* _TASK_: Exactly as written, return all the data, leaving its pictures behind.

Page content transcription data:
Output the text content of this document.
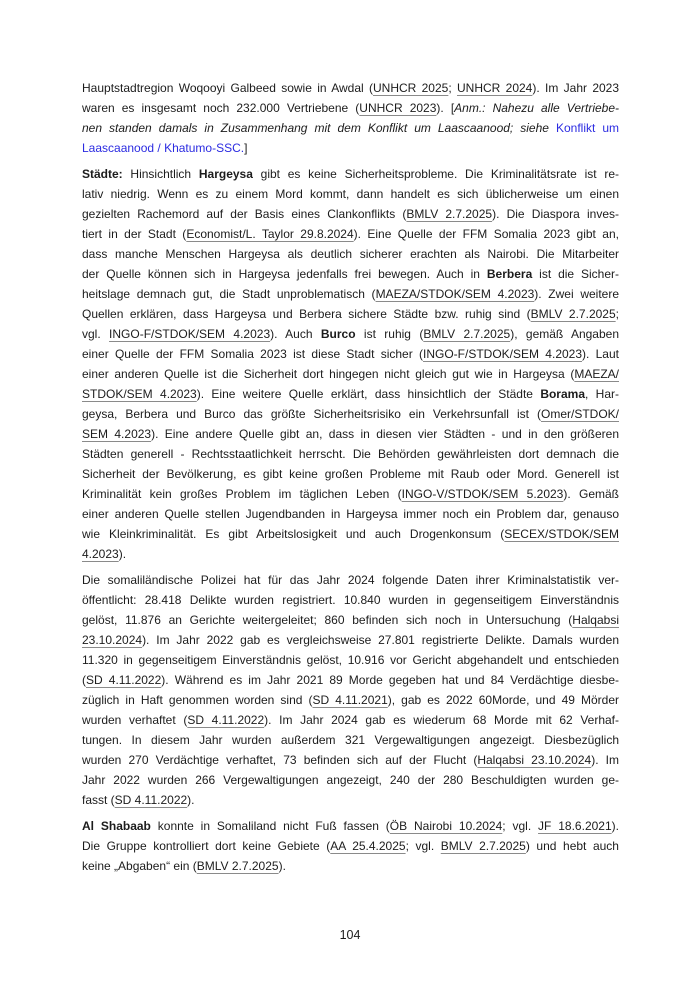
Hauptstadtregion Woqooyi Galbeed sowie in Awdal (UNHCR 2025; UNHCR 2024). Im Jahr 2023
waren es insgesamt noch 232.000 Vertriebene (UNHCR 2023). [Anm.: Nahezu alle Vertriebe-
nen standen damals in Zusammenhang mit dem Konflikt um Laascaanood; siehe Konflikt um
Laascaanood / Khatumo-SSC.]
Städte: Hinsichtlich Hargeysa gibt es keine Sicherheitsprobleme. Die Kriminalitätsrate ist re-
lativ niedrig. Wenn es zu einem Mord kommt, dann handelt es sich üblicherweise um einen
gezielten Rachemord auf der Basis eines Clankonflikts (BMLV 2.7.2025). Die Diaspora inves-
tiert in der Stadt (Economist/L. Taylor 29.8.2024). Eine Quelle der FFM Somalia 2023 gibt an,
dass manche Menschen Hargeysa als deutlich sicherer erachten als Nairobi. Die Mitarbeiter
der Quelle können sich in Hargeysa jedenfalls frei bewegen. Auch in Berbera ist die Sicher-
heitslage demnach gut, die Stadt unproblematisch (MAEZA/STDOK/SEM 4.2023). Zwei weitere
Quellen erklären, dass Hargeysa und Berbera sichere Städte bzw. ruhig sind (BMLV 2.7.2025;
vgl. INGO-F/STDOK/SEM 4.2023). Auch Burco ist ruhig (BMLV 2.7.2025), gemäß Angaben
einer Quelle der FFM Somalia 2023 ist diese Stadt sicher (INGO-F/STDOK/SEM 4.2023). Laut
einer anderen Quelle ist die Sicherheit dort hingegen nicht gleich gut wie in Hargeysa (MAEZA/
STDOK/SEM 4.2023). Eine weitere Quelle erklärt, dass hinsichtlich der Städte Borama, Har-
geysa, Berbera und Burco das größte Sicherheitsrisiko ein Verkehrsunfall ist (Omer/STDOK/
SEM 4.2023). Eine andere Quelle gibt an, dass in diesen vier Städten - und in den größeren
Städten generell - Rechtsstaatlichkeit herrscht. Die Behörden gewährleisten dort demnach die
Sicherheit der Bevölkerung, es gibt keine großen Probleme mit Raub oder Mord. Generell ist
Kriminalität kein großes Problem im täglichen Leben (INGO-V/STDOK/SEM 5.2023). Gemäß
einer anderen Quelle stellen Jugendbanden in Hargeysa immer noch ein Problem dar, genauso
wie Kleinkriminalität. Es gibt Arbeitslosigkeit und auch Drogenkonsum (SECEX/STDOK/SEM
4.2023).
Die somaliländische Polizei hat für das Jahr 2024 folgende Daten ihrer Kriminalstatistik ver-
öffentlicht: 28.418 Delikte wurden registriert. 10.840 wurden in gegenseitigem Einverständnis
gelöst, 11.876 an Gerichte weitergeleitet; 860 befinden sich noch in Untersuchung (Halqabsi
23.10.2024). Im Jahr 2022 gab es vergleichsweise 27.801 registrierte Delikte. Damals wurden
11.320 in gegenseitigem Einverständnis gelöst, 10.916 vor Gericht abgehandelt und entschieden
(SD 4.11.2022). Während es im Jahr 2021 89 Morde gegeben hat und 84 Verdächtige diesbe-
züglich in Haft genommen worden sind (SD 4.11.2021), gab es 2022 60Morde, und 49 Mörder
wurden verhaftet (SD 4.11.2022). Im Jahr 2024 gab es wiederum 68 Morde mit 62 Verhaf-
tungen. In diesem Jahr wurden außerdem 321 Vergewaltigungen angezeigt. Diesbezüglich
wurden 270 Verdächtige verhaftet, 73 befinden sich auf der Flucht (Halqabsi 23.10.2024). Im
Jahr 2022 wurden 266 Vergewaltigungen angezeigt, 240 der 280 Beschuldigten wurden ge-
fasst (SD 4.11.2022).
Al Shabaab konnte in Somaliland nicht Fuß fassen (ÖB Nairobi 10.2024; vgl. JF 18.6.2021).
Die Gruppe kontrolliert dort keine Gebiete (AA 25.4.2025; vgl. BMLV 2.7.2025) und hebt auch
keine „Abgaben“ ein (BMLV 2.7.2025).
104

* _COMPLETED EXERCISE_:
Output the text content of this document.
Hauptstadtregion Woqooyi Galbeed sowie in Awdal (UNHCR 2025; UNHCR 2024). Im Jahr 2023
waren es insgesamt noch 232.000 Vertriebene (UNHCR 2023). [Anm.: Nahezu alle Vertriebe-
nen standen damals in Zusammenhang mit dem Konflikt um Laascaanood; siehe Konflikt um
Laascaanood / Khatumo-SSC.]
Städte: Hinsichtlich Hargeysa gibt es keine Sicherheitsprobleme. Die Kriminalitätsrate ist re-
lativ niedrig. Wenn es zu einem Mord kommt, dann handelt es sich üblicherweise um einen
gezielten Rachemord auf der Basis eines Clankonflikts (BMLV 2.7.2025). Die Diaspora inves-
tiert in der Stadt (Economist/L. Taylor 29.8.2024). Eine Quelle der FFM Somalia 2023 gibt an,
dass manche Menschen Hargeysa als deutlich sicherer erachten als Nairobi. Die Mitarbeiter
der Quelle können sich in Hargeysa jedenfalls frei bewegen. Auch in Berbera ist die Sicher-
heitslage demnach gut, die Stadt unproblematisch (MAEZA/STDOK/SEM 4.2023). Zwei weitere
Quellen erklären, dass Hargeysa und Berbera sichere Städte bzw. ruhig sind (BMLV 2.7.2025;
vgl. INGO-F/STDOK/SEM 4.2023). Auch Burco ist ruhig (BMLV 2.7.2025), gemäß Angaben
einer Quelle der FFM Somalia 2023 ist diese Stadt sicher (INGO-F/STDOK/SEM 4.2023). Laut
einer anderen Quelle ist die Sicherheit dort hingegen nicht gleich gut wie in Hargeysa (MAEZA/
STDOK/SEM 4.2023). Eine weitere Quelle erklärt, dass hinsichtlich der Städte Borama, Har-
geysa, Berbera und Burco das größte Sicherheitsrisiko ein Verkehrsunfall ist (Omer/STDOK/
SEM 4.2023). Eine andere Quelle gibt an, dass in diesen vier Städten - und in den größeren
Städten generell - Rechtsstaatlichkeit herrscht. Die Behörden gewährleisten dort demnach die
Sicherheit der Bevölkerung, es gibt keine großen Probleme mit Raub oder Mord. Generell ist
Kriminalität kein großes Problem im täglichen Leben (INGO-V/STDOK/SEM 5.2023). Gemäß
einer anderen Quelle stellen Jugendbanden in Hargeysa immer noch ein Problem dar, genauso
wie Kleinkriminalität. Es gibt Arbeitslosigkeit und auch Drogenkonsum (SECEX/STDOK/SEM
4.2023).
Die somaliländische Polizei hat für das Jahr 2024 folgende Daten ihrer Kriminalstatistik ver-
öffentlicht: 28.418 Delikte wurden registriert. 10.840 wurden in gegenseitigem Einverständnis
gelöst, 11.876 an Gerichte weitergeleitet; 860 befinden sich noch in Untersuchung (Halqabsi
23.10.2024). Im Jahr 2022 gab es vergleichsweise 27.801 registrierte Delikte. Damals wurden
11.320 in gegenseitigem Einverständnis gelöst, 10.916 vor Gericht abgehandelt und entschieden
(SD 4.11.2022). Während es im Jahr 2021 89 Morde gegeben hat und 84 Verdächtige diesbe-
züglich in Haft genommen worden sind (SD 4.11.2021), gab es 2022 60Morde, und 49 Mörder
wurden verhaftet (SD 4.11.2022). Im Jahr 2024 gab es wiederum 68 Morde mit 62 Verhaf-
tungen. In diesem Jahr wurden außerdem 321 Vergewaltigungen angezeigt. Diesbezüglich
wurden 270 Verdächtige verhaftet, 73 befinden sich auf der Flucht (Halqabsi 23.10.2024). Im
Jahr 2022 wurden 266 Vergewaltigungen angezeigt, 240 der 280 Beschuldigten wurden ge-
fasst (SD 4.11.2022).
Al Shabaab konnte in Somaliland nicht Fuß fassen (ÖB Nairobi 10.2024; vgl. JF 18.6.2021).
Die Gruppe kontrolliert dort keine Gebiete (AA 25.4.2025; vgl. BMLV 2.7.2025) und hebt auch
keine „Abgaben“ ein (BMLV 2.7.2025).
104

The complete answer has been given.